Each line of the listing below containing the word "document" should be returned.

MATERIAL TO PROCESS START

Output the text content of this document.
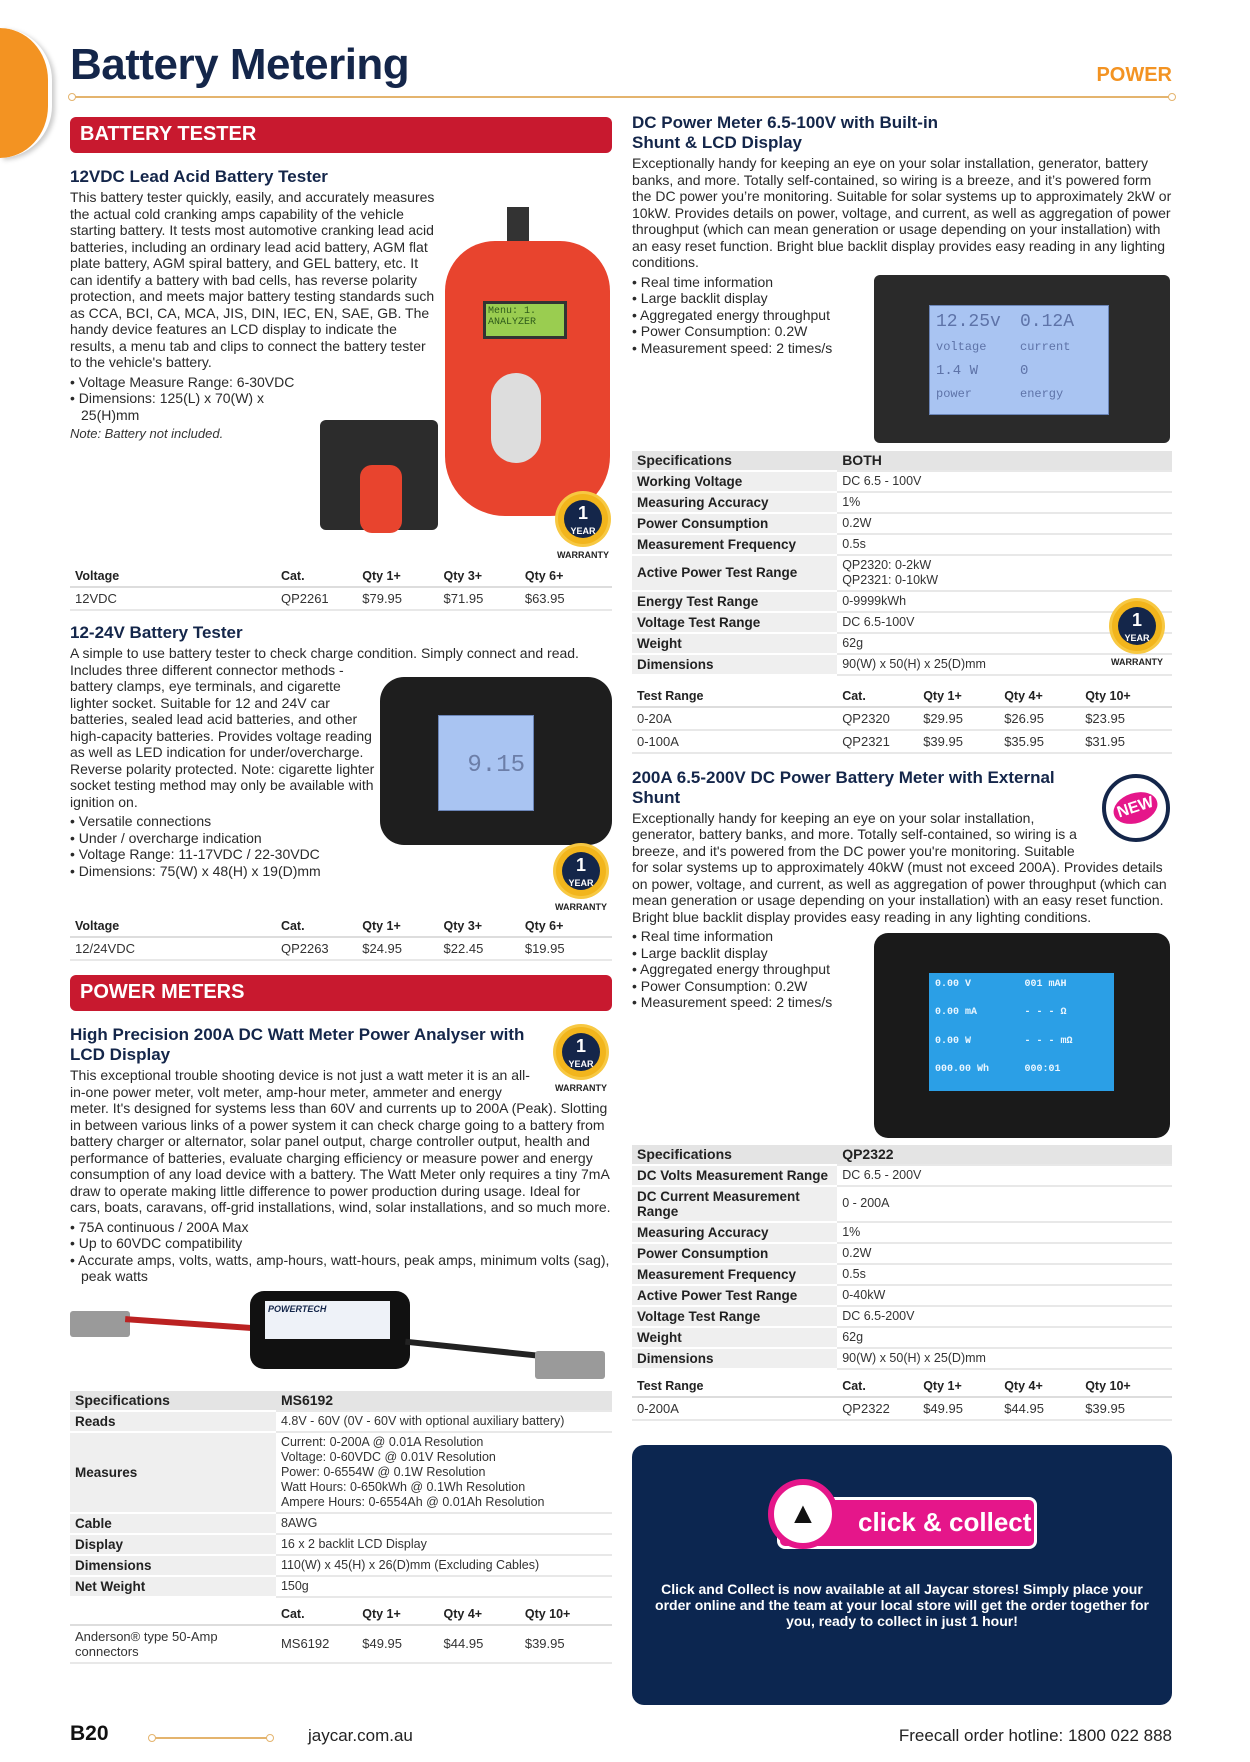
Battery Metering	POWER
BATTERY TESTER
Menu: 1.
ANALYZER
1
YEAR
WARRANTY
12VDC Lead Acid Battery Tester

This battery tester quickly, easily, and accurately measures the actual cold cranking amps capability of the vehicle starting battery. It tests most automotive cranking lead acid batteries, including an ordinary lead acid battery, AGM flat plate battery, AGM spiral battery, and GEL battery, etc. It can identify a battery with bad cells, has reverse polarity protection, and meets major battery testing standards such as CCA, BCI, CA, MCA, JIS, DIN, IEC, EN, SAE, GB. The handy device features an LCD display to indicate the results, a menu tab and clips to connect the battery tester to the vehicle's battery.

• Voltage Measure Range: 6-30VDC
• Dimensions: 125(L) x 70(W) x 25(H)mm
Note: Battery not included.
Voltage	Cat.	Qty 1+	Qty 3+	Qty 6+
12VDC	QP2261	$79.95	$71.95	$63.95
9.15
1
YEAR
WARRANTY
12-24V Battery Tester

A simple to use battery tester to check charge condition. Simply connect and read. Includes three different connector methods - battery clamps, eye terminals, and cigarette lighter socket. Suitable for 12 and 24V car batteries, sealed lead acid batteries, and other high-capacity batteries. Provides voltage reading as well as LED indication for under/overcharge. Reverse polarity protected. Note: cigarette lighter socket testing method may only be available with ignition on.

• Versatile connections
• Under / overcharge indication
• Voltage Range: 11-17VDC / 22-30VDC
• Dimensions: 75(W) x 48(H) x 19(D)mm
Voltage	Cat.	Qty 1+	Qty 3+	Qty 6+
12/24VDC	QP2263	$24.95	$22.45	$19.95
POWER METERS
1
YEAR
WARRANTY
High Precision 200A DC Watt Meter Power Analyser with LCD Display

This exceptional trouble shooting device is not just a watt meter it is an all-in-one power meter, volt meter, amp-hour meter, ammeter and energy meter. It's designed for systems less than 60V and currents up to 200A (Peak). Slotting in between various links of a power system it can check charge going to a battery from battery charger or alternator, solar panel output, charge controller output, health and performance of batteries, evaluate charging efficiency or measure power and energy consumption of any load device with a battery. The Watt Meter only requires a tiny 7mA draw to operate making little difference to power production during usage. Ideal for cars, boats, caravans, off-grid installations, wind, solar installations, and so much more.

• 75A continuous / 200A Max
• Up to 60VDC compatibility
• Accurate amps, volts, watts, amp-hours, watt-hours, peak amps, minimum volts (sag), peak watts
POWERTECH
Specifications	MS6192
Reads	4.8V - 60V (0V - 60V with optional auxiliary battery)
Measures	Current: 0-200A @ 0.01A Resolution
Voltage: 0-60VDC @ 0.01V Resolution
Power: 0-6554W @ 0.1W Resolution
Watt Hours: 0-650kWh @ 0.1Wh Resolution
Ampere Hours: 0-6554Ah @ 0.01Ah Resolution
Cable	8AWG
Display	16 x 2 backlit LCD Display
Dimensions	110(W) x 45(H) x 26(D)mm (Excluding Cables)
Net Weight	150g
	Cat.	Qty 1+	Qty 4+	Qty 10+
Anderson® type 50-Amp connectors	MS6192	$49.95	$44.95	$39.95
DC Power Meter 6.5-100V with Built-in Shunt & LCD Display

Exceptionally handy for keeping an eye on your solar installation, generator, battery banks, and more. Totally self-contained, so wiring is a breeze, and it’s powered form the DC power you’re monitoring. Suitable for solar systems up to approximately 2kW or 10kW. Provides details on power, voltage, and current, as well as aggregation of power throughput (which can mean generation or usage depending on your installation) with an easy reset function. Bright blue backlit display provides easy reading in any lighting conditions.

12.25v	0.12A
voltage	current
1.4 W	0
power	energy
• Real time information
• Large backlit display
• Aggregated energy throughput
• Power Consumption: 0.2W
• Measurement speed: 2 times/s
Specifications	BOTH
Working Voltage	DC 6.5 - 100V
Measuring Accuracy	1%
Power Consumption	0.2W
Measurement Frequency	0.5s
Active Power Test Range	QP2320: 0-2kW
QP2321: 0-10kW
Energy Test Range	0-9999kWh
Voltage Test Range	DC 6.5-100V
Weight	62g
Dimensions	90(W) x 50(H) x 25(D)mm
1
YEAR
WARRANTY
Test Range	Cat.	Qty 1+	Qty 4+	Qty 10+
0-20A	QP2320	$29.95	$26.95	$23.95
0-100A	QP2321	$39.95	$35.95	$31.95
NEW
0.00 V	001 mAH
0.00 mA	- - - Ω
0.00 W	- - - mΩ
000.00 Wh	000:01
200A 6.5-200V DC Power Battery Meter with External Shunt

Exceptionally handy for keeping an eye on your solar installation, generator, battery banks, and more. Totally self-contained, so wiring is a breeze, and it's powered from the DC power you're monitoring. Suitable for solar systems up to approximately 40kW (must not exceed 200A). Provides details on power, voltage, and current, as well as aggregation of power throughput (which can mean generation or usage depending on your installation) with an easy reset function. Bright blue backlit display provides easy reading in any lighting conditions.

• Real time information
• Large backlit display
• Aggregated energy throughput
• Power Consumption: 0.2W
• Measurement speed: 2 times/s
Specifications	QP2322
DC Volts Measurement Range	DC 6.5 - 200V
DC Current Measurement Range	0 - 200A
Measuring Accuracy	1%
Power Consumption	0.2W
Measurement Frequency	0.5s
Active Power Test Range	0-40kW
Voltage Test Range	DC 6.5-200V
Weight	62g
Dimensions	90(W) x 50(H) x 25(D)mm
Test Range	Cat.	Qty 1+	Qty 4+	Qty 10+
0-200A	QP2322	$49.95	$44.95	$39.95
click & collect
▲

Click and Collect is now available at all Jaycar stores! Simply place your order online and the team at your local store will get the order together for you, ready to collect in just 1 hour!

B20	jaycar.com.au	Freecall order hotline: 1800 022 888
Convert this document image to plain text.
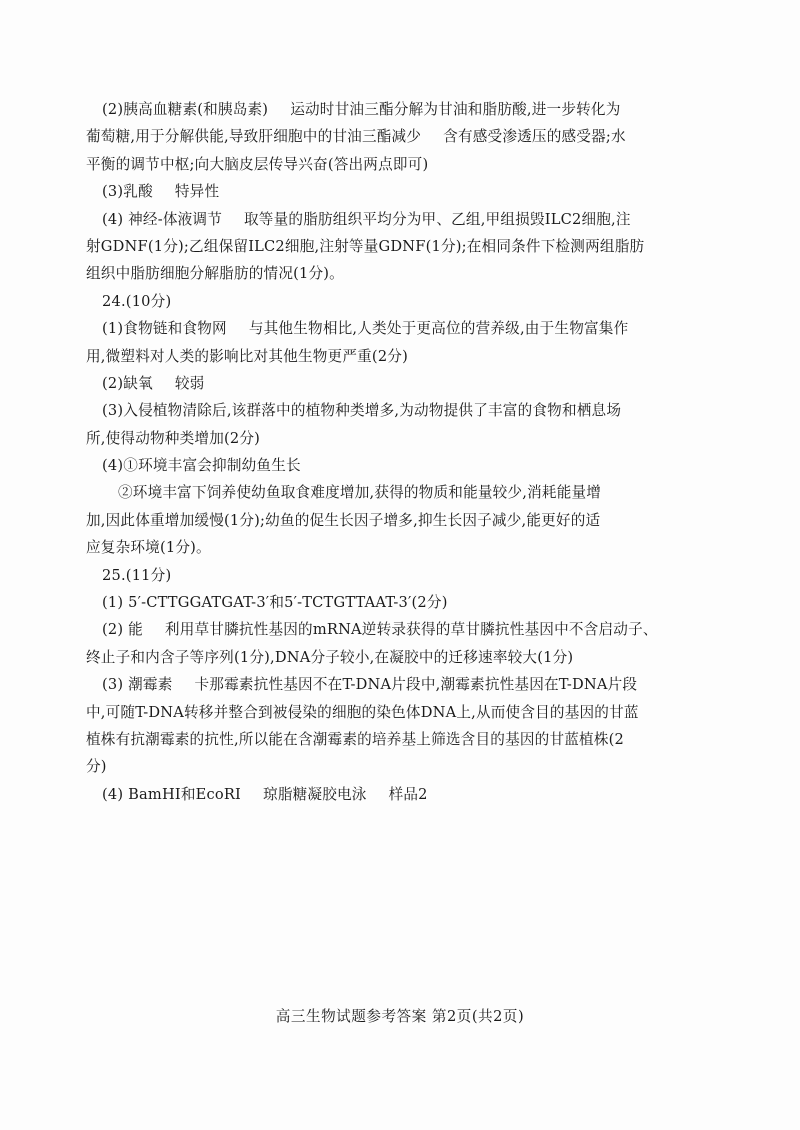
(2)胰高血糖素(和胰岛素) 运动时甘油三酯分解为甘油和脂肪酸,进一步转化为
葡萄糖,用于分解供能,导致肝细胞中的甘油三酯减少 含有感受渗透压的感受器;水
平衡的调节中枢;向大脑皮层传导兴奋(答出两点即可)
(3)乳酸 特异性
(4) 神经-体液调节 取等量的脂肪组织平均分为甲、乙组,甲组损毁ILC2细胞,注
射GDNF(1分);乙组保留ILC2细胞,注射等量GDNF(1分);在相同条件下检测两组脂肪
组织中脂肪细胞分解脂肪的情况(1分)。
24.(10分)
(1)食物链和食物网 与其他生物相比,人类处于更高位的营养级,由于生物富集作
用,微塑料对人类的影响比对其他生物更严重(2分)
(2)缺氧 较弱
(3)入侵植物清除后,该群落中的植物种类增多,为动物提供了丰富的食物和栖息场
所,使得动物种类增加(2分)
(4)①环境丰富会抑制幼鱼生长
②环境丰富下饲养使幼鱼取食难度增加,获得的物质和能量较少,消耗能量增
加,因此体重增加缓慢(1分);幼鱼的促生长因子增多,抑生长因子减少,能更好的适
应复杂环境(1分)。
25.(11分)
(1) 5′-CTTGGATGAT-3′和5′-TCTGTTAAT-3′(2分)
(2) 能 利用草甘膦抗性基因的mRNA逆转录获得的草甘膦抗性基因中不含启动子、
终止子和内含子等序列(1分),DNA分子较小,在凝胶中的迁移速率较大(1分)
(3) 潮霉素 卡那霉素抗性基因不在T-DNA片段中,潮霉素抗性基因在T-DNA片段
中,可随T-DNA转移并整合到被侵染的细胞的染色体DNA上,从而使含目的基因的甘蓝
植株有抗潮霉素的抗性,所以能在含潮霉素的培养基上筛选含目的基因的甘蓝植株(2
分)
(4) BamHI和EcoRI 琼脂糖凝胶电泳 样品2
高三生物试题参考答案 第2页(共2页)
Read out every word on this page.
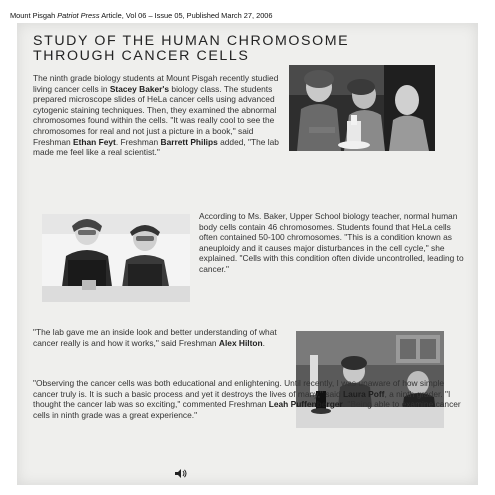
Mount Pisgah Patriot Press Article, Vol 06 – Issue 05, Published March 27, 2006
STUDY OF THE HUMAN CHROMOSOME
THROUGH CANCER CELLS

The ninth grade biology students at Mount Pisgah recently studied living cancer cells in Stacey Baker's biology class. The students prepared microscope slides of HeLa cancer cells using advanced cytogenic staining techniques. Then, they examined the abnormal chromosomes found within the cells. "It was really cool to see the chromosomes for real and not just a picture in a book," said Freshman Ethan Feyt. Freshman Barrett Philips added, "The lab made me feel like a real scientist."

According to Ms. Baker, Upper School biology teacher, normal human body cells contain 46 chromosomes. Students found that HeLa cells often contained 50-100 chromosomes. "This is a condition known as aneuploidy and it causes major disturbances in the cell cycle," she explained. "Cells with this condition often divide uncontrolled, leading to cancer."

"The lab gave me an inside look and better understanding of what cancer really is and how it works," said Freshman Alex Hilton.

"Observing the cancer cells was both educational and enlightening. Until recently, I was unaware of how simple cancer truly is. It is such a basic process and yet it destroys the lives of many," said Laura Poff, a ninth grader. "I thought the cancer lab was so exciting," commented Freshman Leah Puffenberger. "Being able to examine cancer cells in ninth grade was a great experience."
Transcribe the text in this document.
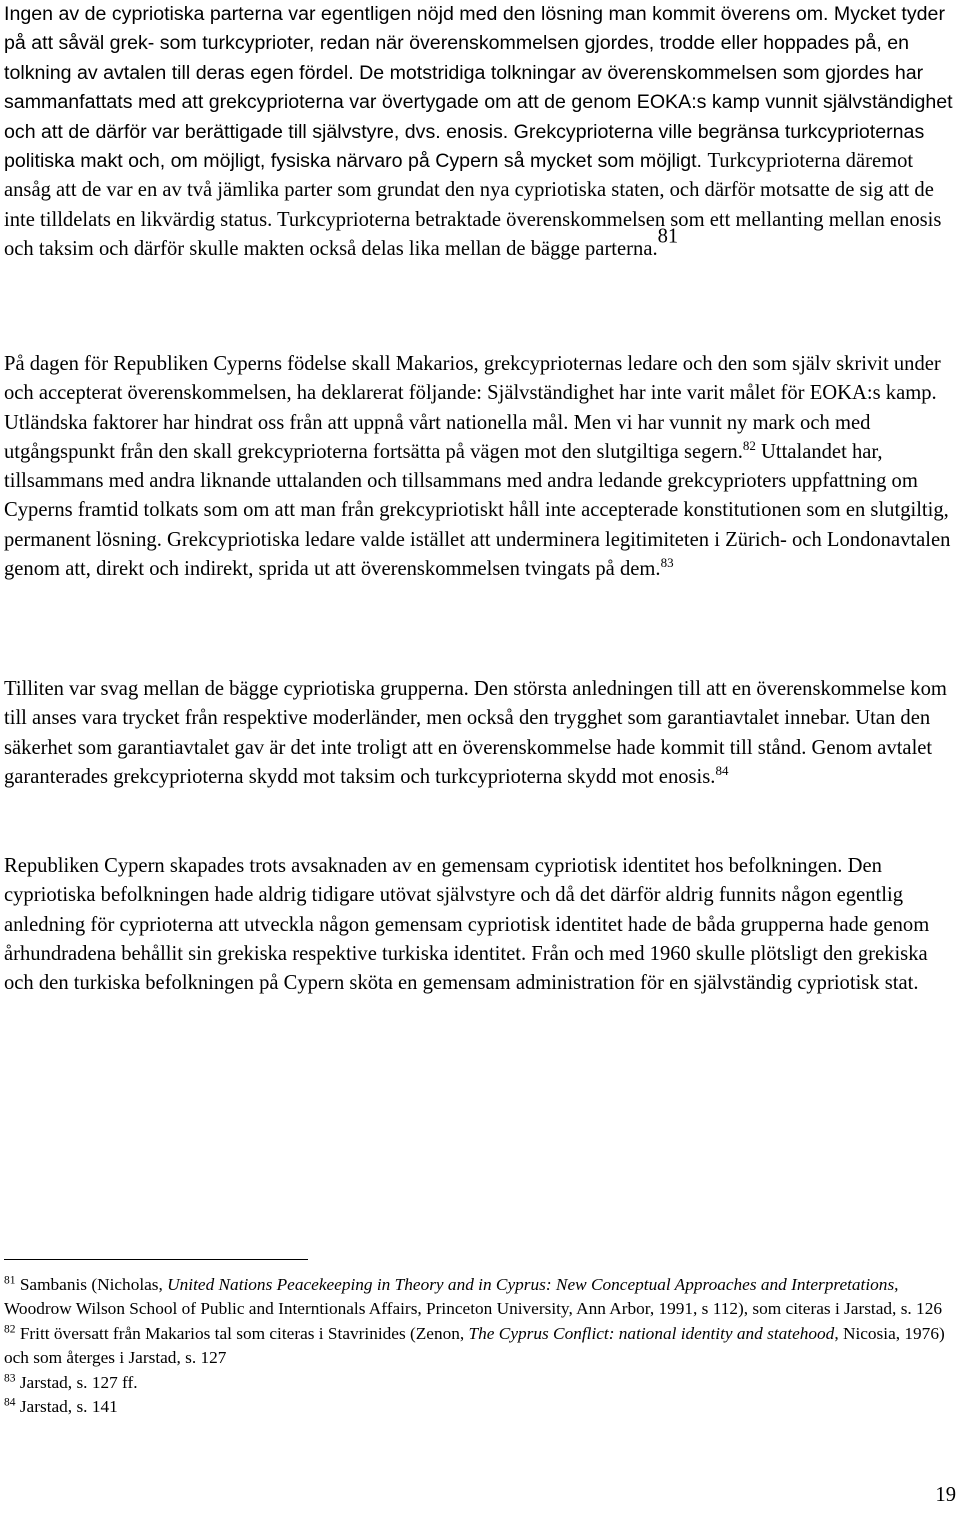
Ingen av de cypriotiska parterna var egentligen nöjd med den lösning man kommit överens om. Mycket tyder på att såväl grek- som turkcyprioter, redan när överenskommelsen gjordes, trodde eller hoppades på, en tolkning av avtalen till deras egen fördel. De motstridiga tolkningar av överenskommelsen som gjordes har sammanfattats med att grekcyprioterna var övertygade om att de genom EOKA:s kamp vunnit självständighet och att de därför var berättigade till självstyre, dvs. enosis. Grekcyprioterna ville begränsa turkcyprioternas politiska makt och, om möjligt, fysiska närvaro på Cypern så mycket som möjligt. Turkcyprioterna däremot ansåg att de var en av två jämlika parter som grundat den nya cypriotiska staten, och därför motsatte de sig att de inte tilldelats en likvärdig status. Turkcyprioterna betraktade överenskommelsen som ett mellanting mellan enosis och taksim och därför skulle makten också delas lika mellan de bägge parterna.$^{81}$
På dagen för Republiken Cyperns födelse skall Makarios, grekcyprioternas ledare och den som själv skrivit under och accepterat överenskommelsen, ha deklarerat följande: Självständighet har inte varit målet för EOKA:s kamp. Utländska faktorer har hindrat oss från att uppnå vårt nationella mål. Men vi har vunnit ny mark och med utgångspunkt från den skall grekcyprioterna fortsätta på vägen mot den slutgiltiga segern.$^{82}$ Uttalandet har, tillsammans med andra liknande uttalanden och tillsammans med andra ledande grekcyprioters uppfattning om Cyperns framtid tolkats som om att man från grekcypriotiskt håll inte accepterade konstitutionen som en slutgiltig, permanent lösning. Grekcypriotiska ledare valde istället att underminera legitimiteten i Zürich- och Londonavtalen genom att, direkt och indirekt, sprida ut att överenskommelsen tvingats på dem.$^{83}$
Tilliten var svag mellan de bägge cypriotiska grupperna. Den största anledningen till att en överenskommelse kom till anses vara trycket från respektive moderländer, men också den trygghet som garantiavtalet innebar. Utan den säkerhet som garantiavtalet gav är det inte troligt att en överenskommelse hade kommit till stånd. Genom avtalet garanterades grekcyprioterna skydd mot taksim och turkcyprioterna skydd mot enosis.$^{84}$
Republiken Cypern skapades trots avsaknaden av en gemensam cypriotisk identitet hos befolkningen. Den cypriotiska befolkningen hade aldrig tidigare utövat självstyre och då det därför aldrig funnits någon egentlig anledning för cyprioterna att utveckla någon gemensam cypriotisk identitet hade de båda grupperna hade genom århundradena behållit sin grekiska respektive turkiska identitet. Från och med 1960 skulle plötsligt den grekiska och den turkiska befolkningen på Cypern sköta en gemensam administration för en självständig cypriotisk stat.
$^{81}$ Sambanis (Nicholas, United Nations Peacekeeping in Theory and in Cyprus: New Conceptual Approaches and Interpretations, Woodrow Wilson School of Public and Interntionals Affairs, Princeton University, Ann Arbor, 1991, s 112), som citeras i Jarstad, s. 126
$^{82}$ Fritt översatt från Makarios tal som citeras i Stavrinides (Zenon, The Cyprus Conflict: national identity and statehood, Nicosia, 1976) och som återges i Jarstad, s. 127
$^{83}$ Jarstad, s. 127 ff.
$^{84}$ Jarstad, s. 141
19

MATERIAL TO PROCESS END

(RESULT FOR THIS EXERCISE):
Output the text content of this document.
Convert this document image to plain text.
Transcribe the text in this document.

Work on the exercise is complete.